╭──
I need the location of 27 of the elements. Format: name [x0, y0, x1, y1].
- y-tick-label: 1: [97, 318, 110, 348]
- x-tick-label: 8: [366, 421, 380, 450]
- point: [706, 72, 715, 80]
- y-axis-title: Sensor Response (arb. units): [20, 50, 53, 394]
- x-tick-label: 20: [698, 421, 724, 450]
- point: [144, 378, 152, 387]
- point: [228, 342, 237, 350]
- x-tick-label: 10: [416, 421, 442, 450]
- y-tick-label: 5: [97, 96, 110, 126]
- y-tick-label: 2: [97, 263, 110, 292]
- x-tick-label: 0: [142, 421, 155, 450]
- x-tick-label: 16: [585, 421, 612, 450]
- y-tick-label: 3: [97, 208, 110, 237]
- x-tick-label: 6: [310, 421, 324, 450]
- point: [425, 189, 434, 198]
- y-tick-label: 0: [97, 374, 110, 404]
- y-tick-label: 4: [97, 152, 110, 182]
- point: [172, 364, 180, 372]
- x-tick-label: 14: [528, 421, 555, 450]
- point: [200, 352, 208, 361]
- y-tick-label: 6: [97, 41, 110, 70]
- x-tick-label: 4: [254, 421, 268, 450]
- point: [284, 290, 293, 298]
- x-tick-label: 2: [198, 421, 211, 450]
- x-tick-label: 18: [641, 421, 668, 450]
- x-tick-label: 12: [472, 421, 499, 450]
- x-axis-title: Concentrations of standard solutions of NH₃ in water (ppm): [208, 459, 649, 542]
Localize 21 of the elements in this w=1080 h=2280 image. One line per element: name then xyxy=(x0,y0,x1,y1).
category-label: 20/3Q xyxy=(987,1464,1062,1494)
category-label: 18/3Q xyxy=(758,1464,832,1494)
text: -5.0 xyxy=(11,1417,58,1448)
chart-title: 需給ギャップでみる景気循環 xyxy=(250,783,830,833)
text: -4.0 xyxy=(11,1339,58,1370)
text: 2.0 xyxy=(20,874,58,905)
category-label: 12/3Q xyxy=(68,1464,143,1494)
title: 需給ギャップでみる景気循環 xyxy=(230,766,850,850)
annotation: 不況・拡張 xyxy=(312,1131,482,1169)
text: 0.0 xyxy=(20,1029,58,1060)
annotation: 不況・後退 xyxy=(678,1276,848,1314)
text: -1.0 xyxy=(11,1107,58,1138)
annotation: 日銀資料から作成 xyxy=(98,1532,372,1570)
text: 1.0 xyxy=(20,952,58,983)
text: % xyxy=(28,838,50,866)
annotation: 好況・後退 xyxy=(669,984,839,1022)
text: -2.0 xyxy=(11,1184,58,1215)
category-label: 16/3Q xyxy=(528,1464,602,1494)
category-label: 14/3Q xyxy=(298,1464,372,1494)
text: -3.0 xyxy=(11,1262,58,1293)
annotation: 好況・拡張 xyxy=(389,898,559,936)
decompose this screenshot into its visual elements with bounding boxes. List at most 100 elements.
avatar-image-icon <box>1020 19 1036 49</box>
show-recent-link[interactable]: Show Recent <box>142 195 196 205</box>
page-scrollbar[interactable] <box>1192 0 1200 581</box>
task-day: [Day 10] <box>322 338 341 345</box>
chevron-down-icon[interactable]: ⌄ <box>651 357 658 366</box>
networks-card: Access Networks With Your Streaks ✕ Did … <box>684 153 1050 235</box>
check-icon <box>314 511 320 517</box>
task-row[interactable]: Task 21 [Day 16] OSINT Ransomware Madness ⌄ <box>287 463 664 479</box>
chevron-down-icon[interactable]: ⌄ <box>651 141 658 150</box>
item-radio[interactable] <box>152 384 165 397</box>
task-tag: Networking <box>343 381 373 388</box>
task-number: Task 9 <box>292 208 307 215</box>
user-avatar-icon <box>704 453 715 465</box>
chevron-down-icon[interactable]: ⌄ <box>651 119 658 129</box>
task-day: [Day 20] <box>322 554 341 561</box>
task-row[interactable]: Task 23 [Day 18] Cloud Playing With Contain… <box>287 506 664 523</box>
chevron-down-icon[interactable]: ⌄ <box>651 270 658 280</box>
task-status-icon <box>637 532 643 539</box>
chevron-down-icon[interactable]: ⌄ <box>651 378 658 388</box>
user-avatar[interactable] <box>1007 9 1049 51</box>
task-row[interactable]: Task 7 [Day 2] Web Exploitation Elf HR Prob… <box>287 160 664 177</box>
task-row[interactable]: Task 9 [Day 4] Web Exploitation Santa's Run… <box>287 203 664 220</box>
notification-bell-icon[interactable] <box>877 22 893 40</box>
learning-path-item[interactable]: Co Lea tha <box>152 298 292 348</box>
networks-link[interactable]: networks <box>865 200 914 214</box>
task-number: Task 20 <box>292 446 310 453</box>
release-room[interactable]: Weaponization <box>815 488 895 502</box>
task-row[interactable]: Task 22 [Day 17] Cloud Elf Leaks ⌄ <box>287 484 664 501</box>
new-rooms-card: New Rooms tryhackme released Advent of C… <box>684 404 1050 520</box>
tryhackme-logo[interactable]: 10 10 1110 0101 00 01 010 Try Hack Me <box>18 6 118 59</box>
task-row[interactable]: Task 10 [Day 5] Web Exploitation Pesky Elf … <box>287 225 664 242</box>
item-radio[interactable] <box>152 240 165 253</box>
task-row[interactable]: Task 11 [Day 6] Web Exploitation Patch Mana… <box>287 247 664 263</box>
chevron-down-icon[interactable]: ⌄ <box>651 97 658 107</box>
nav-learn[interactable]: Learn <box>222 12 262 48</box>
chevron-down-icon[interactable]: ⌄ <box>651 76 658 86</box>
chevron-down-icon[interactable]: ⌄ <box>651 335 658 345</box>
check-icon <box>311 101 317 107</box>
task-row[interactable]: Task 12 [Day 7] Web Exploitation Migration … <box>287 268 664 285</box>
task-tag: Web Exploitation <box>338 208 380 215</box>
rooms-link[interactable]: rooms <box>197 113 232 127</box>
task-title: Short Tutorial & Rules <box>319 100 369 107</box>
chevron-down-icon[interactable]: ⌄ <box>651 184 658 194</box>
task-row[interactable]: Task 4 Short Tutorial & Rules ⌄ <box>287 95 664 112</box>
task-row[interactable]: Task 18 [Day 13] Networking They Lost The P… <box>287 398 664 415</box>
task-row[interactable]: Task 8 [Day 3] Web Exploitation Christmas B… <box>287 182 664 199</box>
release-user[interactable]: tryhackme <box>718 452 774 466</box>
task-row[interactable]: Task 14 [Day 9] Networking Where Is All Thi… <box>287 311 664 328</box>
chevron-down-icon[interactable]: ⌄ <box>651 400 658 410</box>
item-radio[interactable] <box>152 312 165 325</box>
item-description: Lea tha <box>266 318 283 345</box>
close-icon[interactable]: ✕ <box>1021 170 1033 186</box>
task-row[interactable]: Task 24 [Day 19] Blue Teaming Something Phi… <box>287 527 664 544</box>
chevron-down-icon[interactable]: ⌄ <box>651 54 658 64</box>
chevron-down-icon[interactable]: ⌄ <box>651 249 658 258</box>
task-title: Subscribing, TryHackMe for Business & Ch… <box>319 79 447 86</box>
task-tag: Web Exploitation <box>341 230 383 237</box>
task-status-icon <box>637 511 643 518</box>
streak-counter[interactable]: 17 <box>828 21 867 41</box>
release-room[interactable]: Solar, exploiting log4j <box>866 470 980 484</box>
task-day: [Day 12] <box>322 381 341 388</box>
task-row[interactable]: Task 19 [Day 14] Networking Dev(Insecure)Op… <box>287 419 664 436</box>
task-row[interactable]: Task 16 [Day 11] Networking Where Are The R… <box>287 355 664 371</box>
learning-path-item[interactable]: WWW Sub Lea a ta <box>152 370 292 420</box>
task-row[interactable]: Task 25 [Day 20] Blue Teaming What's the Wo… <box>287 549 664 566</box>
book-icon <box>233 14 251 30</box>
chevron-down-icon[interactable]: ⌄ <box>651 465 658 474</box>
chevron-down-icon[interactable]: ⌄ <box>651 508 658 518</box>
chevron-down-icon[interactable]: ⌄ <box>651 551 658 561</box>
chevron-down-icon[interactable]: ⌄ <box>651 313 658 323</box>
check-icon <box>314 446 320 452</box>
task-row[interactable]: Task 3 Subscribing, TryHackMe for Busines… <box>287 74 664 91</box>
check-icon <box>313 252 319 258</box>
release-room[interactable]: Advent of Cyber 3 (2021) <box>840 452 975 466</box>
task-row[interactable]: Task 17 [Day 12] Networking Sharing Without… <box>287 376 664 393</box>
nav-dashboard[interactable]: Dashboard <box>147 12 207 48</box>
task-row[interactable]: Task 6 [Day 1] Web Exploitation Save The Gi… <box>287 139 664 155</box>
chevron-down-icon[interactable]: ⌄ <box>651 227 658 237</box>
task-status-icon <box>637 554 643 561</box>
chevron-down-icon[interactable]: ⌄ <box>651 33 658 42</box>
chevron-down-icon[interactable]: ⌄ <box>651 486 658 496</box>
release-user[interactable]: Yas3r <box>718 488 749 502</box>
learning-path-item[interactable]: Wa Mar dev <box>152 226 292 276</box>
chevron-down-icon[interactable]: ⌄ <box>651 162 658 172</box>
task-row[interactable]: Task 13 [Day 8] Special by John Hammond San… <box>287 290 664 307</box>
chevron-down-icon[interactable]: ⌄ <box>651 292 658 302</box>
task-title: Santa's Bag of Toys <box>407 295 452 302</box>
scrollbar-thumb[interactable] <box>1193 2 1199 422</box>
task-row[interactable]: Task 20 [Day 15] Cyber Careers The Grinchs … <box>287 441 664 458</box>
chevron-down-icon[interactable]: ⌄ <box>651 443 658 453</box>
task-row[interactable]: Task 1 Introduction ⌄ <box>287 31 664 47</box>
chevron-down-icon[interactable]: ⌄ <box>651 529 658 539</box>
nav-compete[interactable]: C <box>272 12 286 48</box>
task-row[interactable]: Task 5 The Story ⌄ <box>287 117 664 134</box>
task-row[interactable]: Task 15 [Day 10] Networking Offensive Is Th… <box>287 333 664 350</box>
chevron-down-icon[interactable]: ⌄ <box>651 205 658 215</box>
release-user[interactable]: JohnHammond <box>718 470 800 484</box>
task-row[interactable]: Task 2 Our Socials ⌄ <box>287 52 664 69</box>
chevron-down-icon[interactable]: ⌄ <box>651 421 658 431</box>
╰──
The problem:
Copy out the records verbatim, starting at their first line and ending at the line that contains "- y-tick-label: 3: [97, 208, 110, 237]", with that line included.

Task result:
I need the location of 27 of the elements. Format: name [x0, y0, x1, y1].
- y-tick-label: 1: [97, 318, 110, 348]
- x-tick-label: 8: [366, 421, 380, 450]
- point: [706, 72, 715, 80]
- y-axis-title: Sensor Response (arb. units): [20, 50, 53, 394]
- x-tick-label: 20: [698, 421, 724, 450]
- point: [144, 378, 152, 387]
- point: [228, 342, 237, 350]
- x-tick-label: 10: [416, 421, 442, 450]
- y-tick-label: 5: [97, 96, 110, 126]
- y-tick-label: 2: [97, 263, 110, 292]
- x-tick-label: 0: [142, 421, 155, 450]
- x-tick-label: 16: [585, 421, 612, 450]
- y-tick-label: 3: [97, 208, 110, 237]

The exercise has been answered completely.